### PROVIDED MATERIAL

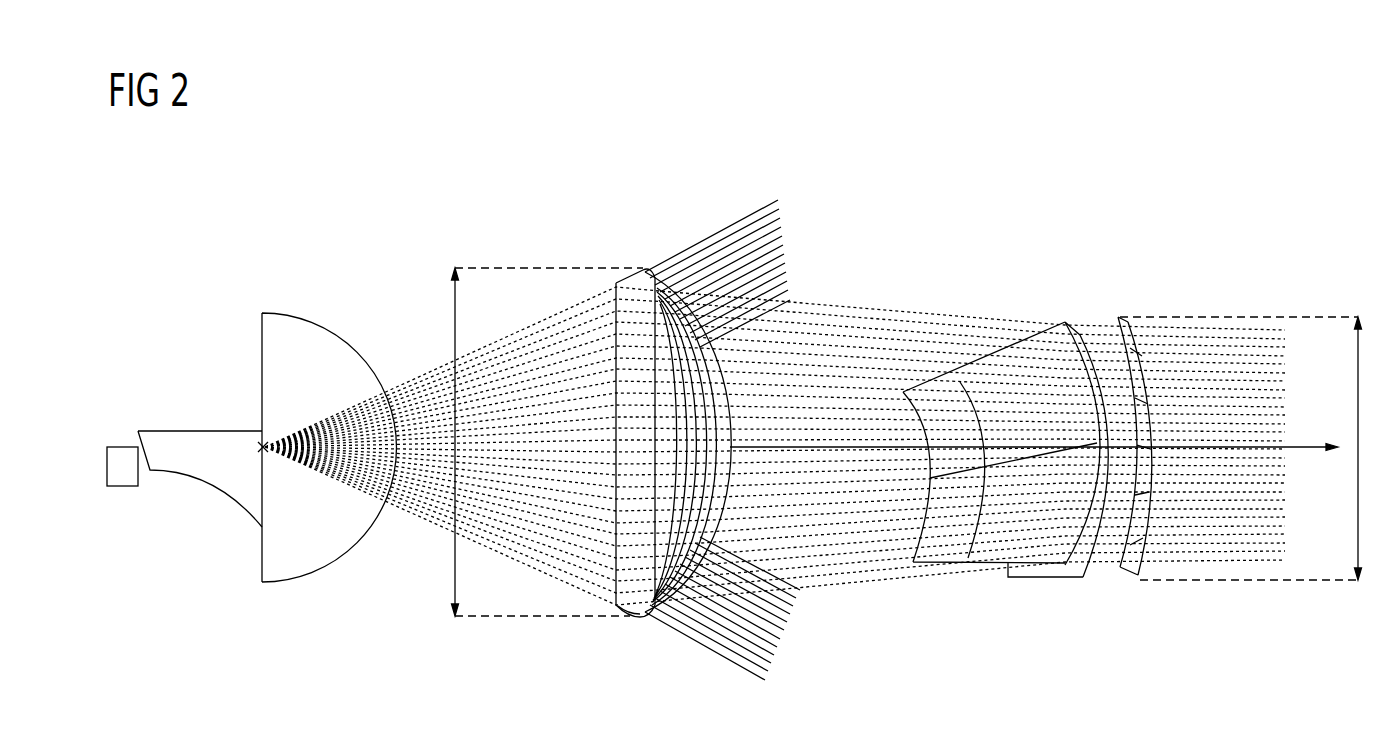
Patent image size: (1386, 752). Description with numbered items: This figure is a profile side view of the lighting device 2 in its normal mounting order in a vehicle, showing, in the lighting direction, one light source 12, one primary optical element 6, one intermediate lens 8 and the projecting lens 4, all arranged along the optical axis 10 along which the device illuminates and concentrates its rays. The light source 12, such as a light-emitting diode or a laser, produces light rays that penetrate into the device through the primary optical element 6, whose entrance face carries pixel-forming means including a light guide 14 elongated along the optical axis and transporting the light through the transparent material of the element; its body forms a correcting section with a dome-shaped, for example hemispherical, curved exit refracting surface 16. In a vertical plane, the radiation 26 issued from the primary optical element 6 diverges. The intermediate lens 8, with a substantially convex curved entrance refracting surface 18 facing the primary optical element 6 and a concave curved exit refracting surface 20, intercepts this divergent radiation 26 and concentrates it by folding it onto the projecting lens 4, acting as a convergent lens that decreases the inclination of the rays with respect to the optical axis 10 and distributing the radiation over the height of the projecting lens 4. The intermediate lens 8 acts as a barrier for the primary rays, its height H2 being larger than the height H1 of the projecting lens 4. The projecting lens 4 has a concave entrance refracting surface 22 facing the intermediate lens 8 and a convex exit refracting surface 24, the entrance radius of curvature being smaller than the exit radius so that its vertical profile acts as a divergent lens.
* * *
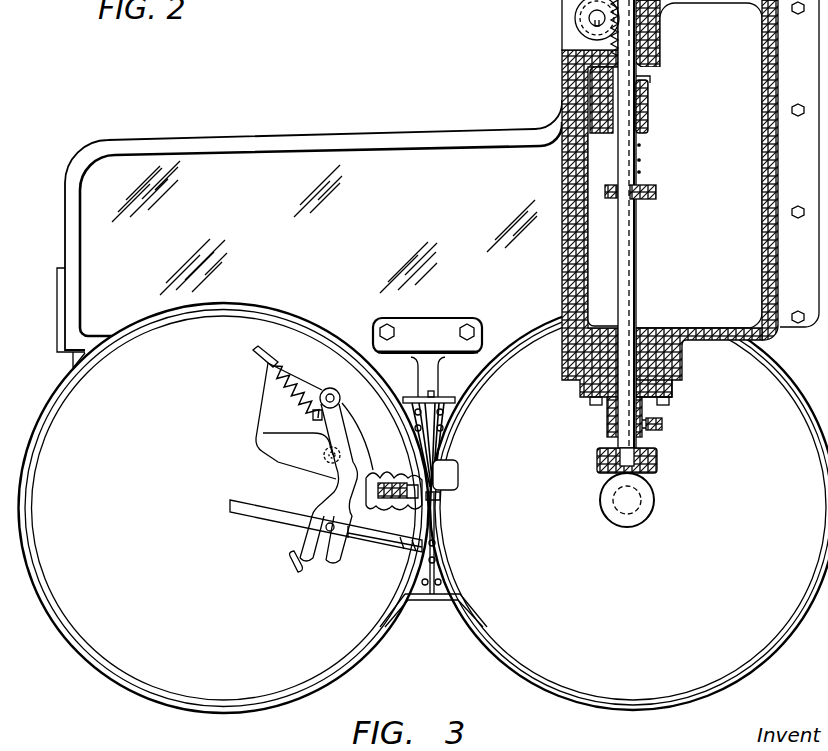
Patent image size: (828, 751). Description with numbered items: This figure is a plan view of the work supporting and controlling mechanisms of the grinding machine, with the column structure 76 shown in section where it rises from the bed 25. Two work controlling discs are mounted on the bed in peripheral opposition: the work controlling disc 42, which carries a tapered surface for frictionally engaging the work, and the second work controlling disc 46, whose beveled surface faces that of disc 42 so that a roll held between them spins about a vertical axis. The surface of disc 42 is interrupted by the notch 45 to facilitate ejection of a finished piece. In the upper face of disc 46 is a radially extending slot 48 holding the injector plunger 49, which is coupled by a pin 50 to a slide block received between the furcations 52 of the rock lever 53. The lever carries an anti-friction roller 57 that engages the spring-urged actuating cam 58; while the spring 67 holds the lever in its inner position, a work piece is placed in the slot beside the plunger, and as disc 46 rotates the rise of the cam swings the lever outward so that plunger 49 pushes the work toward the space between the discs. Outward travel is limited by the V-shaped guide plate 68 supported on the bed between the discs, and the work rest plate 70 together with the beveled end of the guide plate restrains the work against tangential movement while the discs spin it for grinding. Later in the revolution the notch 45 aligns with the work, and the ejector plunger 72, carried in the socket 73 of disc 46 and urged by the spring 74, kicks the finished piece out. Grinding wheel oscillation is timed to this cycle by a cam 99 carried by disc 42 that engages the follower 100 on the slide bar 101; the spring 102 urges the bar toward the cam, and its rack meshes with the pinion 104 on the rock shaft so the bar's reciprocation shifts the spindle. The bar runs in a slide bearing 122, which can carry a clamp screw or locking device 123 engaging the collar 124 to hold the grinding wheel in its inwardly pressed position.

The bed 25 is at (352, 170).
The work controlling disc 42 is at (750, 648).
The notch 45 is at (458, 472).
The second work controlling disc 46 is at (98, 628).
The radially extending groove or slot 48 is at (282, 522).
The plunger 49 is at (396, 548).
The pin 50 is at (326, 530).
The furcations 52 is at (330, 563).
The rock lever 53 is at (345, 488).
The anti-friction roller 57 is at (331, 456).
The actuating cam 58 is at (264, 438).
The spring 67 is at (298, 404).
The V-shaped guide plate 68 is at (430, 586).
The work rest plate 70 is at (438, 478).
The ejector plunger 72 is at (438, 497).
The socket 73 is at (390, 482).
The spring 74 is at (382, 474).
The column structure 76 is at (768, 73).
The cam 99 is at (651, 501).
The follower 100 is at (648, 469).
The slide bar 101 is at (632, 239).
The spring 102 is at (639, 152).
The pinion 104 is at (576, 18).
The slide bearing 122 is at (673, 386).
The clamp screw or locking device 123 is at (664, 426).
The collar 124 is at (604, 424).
---
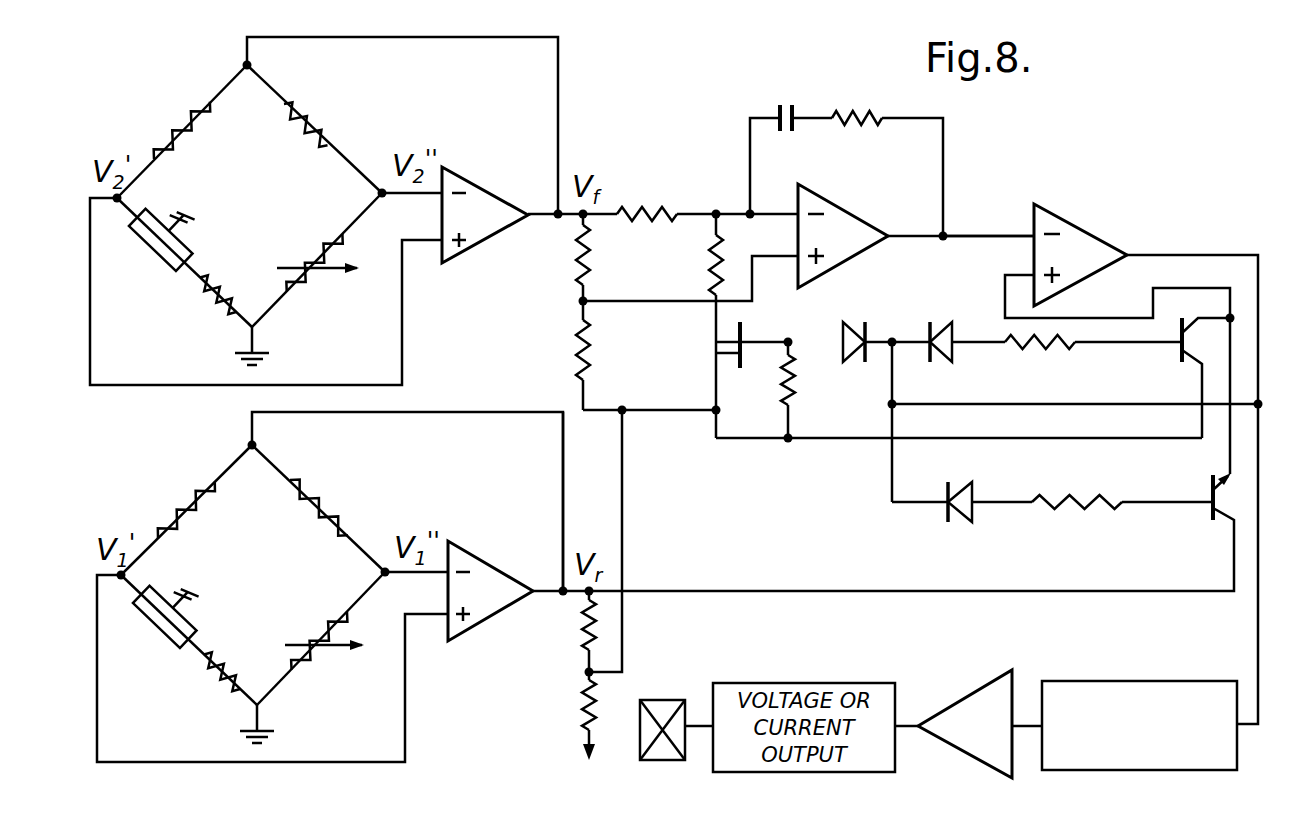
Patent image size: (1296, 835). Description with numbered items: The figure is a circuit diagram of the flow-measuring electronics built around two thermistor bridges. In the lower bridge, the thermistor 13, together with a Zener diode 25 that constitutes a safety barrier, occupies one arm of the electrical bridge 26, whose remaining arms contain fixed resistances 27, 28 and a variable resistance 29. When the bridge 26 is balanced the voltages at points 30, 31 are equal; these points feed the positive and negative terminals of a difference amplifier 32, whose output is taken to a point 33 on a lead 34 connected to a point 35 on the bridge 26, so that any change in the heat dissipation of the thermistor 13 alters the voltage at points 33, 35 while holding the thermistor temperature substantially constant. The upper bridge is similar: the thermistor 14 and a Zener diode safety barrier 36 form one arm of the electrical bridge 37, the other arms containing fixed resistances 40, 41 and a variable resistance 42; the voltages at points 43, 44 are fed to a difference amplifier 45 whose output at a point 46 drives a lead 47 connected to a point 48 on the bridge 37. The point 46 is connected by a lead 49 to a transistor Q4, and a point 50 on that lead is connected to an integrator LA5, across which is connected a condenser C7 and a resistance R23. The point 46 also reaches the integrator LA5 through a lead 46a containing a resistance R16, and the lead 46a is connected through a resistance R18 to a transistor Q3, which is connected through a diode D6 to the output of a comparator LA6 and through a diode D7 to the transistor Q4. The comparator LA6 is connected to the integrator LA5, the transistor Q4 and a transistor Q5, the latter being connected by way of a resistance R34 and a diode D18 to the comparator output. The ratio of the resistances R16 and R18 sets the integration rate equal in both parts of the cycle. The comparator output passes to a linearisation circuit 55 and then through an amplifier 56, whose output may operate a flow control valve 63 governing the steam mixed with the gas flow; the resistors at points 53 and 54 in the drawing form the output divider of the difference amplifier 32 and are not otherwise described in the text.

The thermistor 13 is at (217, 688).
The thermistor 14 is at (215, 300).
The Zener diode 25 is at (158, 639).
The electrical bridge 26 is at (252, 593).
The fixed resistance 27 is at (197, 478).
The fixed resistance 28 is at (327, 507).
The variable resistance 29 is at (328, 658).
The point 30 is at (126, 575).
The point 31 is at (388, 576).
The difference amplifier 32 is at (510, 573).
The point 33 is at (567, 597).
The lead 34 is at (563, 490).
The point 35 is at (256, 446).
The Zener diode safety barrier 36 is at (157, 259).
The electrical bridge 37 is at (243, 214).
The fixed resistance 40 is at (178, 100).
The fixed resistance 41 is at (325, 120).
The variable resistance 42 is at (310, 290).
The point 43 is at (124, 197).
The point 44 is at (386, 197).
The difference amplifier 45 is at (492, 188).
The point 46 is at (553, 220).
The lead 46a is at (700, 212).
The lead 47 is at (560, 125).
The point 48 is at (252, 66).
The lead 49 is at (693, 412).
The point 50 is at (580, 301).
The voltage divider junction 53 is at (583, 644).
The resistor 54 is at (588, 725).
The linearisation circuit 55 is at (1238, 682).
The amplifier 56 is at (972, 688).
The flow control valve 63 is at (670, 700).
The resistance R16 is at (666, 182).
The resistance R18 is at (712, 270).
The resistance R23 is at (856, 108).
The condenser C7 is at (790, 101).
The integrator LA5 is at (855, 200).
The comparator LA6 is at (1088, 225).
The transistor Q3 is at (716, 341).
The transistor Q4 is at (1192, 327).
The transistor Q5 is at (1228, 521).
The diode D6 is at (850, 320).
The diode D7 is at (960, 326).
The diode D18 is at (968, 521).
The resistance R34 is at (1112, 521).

### EXERCISE TASK
Pull out every line in the items above that contains the string "hemispherical". Count only matches with the same capitalization.

### RESPONSE TO THIS TASK
Patent image size: (1386, 752). Description with numbered items: This figure is a profile side view of the lighting device 2 in its normal mounting order in a vehicle, showing, in the lighting direction, one light source 12, one primary optical element 6, one intermediate lens 8 and the projecting lens 4, all arranged along the optical axis 10 along which the device illuminates and concentrates its rays. The light source 12, such as a light-emitting diode or a laser, produces light rays that penetrate into the device through the primary optical element 6, whose entrance face carries pixel-forming means including a light guide 14 elongated along the optical axis and transporting the light through the transparent material of the element; its body forms a correcting section with a dome-shaped, for example hemispherical, curved exit refracting surface 16. In a vertical plane, the radiation 26 issued from the primary optical element 6 diverges. The intermediate lens 8, with a substantially convex curved entrance refracting surface 18 facing the primary optical element 6 and a concave curved exit refracting surface 20, intercepts this divergent radiation 26 and concentrates it by folding it onto the projecting lens 4, acting as a convergent lens that decreases the inclination of the rays with respect to the optical axis 10 and distributing the radiation over the height of the projecting lens 4. The intermediate lens 8 acts as a barrier for the primary rays, its height H2 being larger than the height H1 of the projecting lens 4. The projecting lens 4 has a concave entrance refracting surface 22 facing the intermediate lens 8 and a convex exit refracting surface 24, the entrance radius of curvature being smaller than the exit radius so that its vertical profile acts as a divergent lens.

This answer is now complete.